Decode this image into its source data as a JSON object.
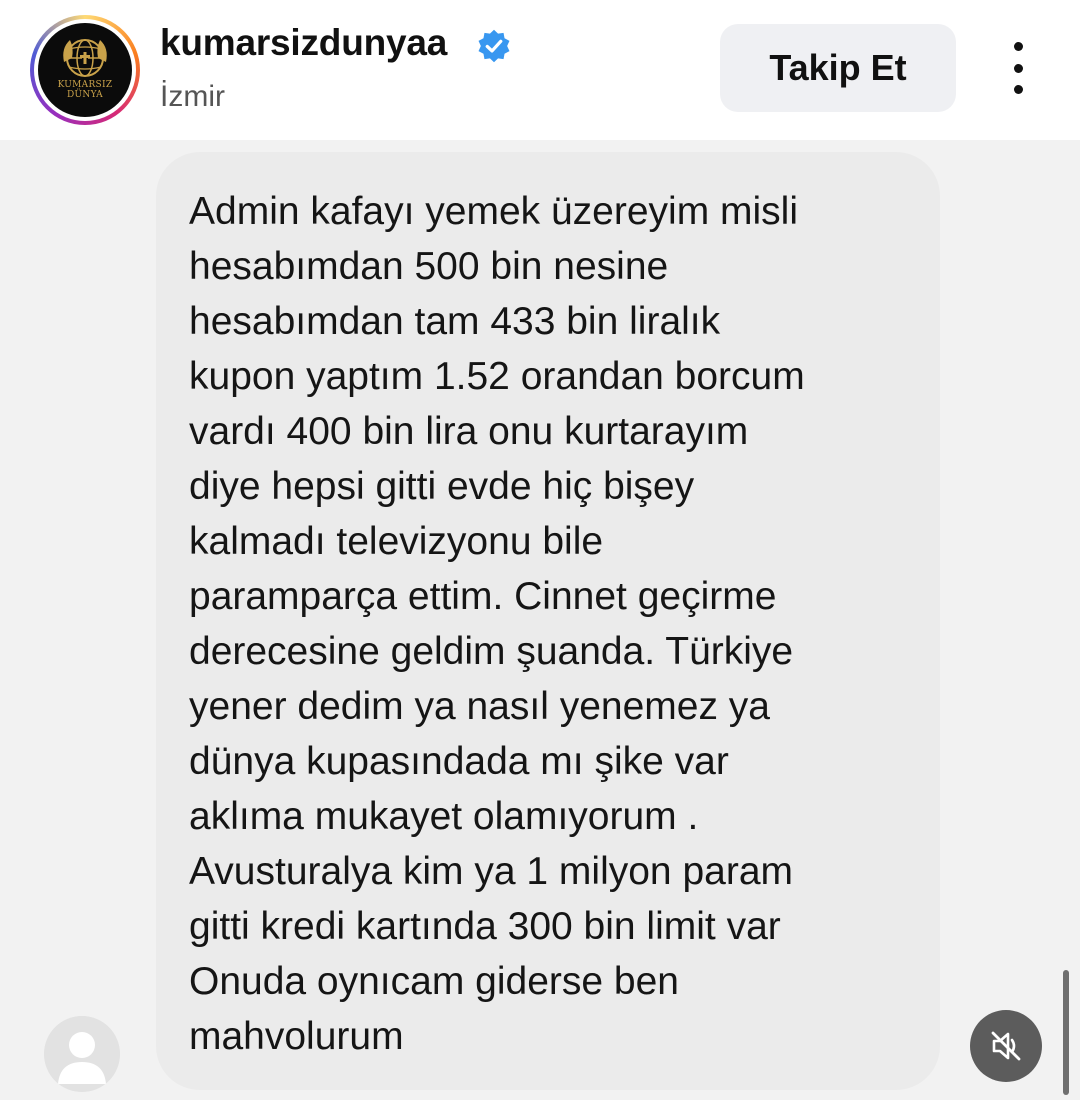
{
  "profile": {
    "username": "kumarsizdunyaa",
    "location": "İzmir",
    "verified": true,
    "logo_text_line1": "KUMARSIZ",
    "logo_text_line2": "DÜNYA"
  },
  "actions": {
    "follow_label": "Takip Et",
    "more_icon": "more-vertical-icon",
    "mute_icon": "speaker-muted-icon"
  },
  "message": {
    "lines": [
      "Admin kafayı yemek üzereyim misli",
      "hesabımdan 500 bin nesine",
      "hesabımdan tam 433 bin liralık",
      "kupon yaptım 1.52 orandan borcum",
      "vardı 400 bin lira onu kurtarayım",
      "diye hepsi gitti evde hiç bişey",
      "kalmadı televizyonu bile",
      "paramparça ettim. Cinnet geçirme",
      "derecesine geldim şuanda. Türkiye",
      "yener dedim ya nasıl yenemez ya",
      "dünya kupasındada mı şike var",
      "aklıma mukayet olamıyorum .",
      "Avusturalya kim ya 1 milyon param",
      "gitti kredi kartında 300 bin limit var",
      "Onuda oynıcam giderse ben",
      "mahvolurum"
    ]
  },
  "colors": {
    "verified_blue": "#3897f0",
    "bubble_bg": "#ebebeb",
    "page_bg": "#f2f2f2",
    "logo_gold": "#c9a24a"
  }
}
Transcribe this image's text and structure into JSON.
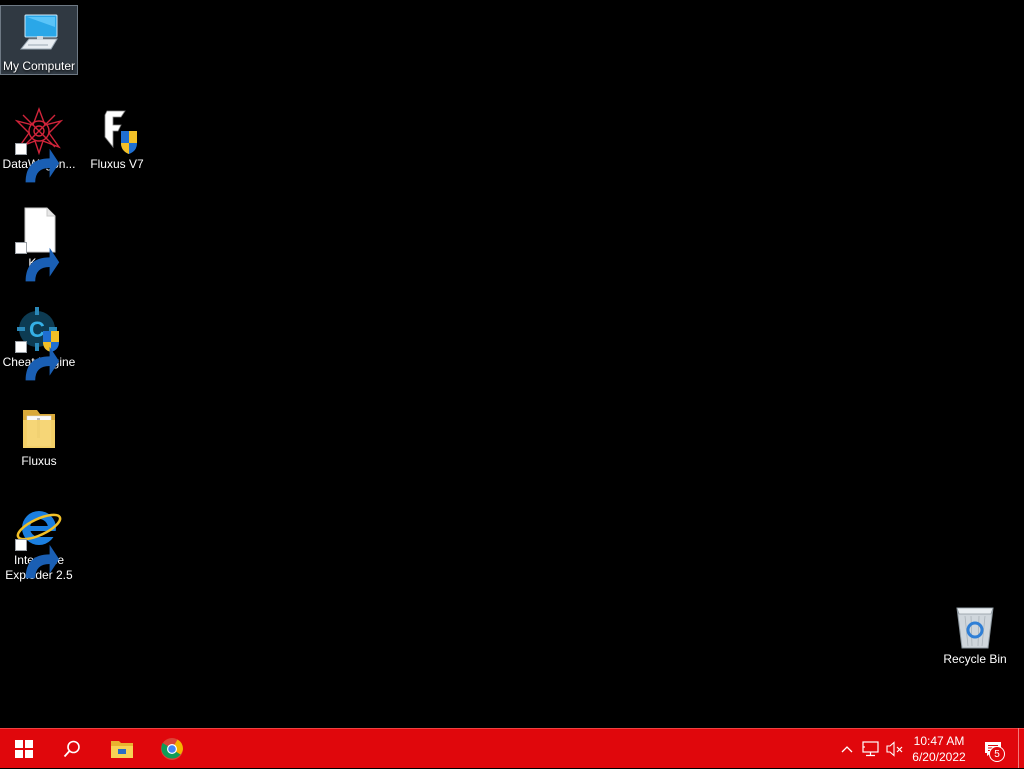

※

WRITTEN PROBLEM:
With the pictures left out, transcribe the material exactly.

EXERCISE OUTPUT:
Decode this image into its source data as a JSON object.
{
  "profile": {
    "username": "kumarsizdunyaa",
    "location": "İzmir",
    "verified": true,
    "logo_text_line1": "KUMARSIZ",
    "logo_text_line2": "DÜNYA"
  },
  "actions": {
    "follow_label": "Takip Et",
    "more_icon": "more-vertical-icon",
    "mute_icon": "speaker-muted-icon"
  },
  "message": {
    "lines": [
      "Admin kafayı yemek üzereyim misli",
      "hesabımdan 500 bin nesine",
      "hesabımdan tam 433 bin liralık",
      "kupon yaptım 1.52 orandan borcum",
      "vardı 400 bin lira onu kurtarayım",
      "diye hepsi gitti evde hiç bişey",
      "kalmadı televizyonu bile",
      "paramparça ettim. Cinnet geçirme",
      "derecesine geldim şuanda. Türkiye",
      "yener dedim ya nasıl yenemez ya",
      "dünya kupasındada mı şike var",
      "aklıma mukayet olamıyorum .",
      "Avusturalya kim ya 1 milyon param",
      "gitti kredi kartında 300 bin limit var",
      "Onuda oynıcam giderse ben",
      "mahvolurum"
    ]
  },
  "colors": {
    "verified_blue": "#3897f0",
    "bubble_bg": "#ebebeb",
    "page_bg": "#f2f2f2",
    "logo_gold": "#c9a24a"
  }
}
Transcribe this image's text and structure into JSON.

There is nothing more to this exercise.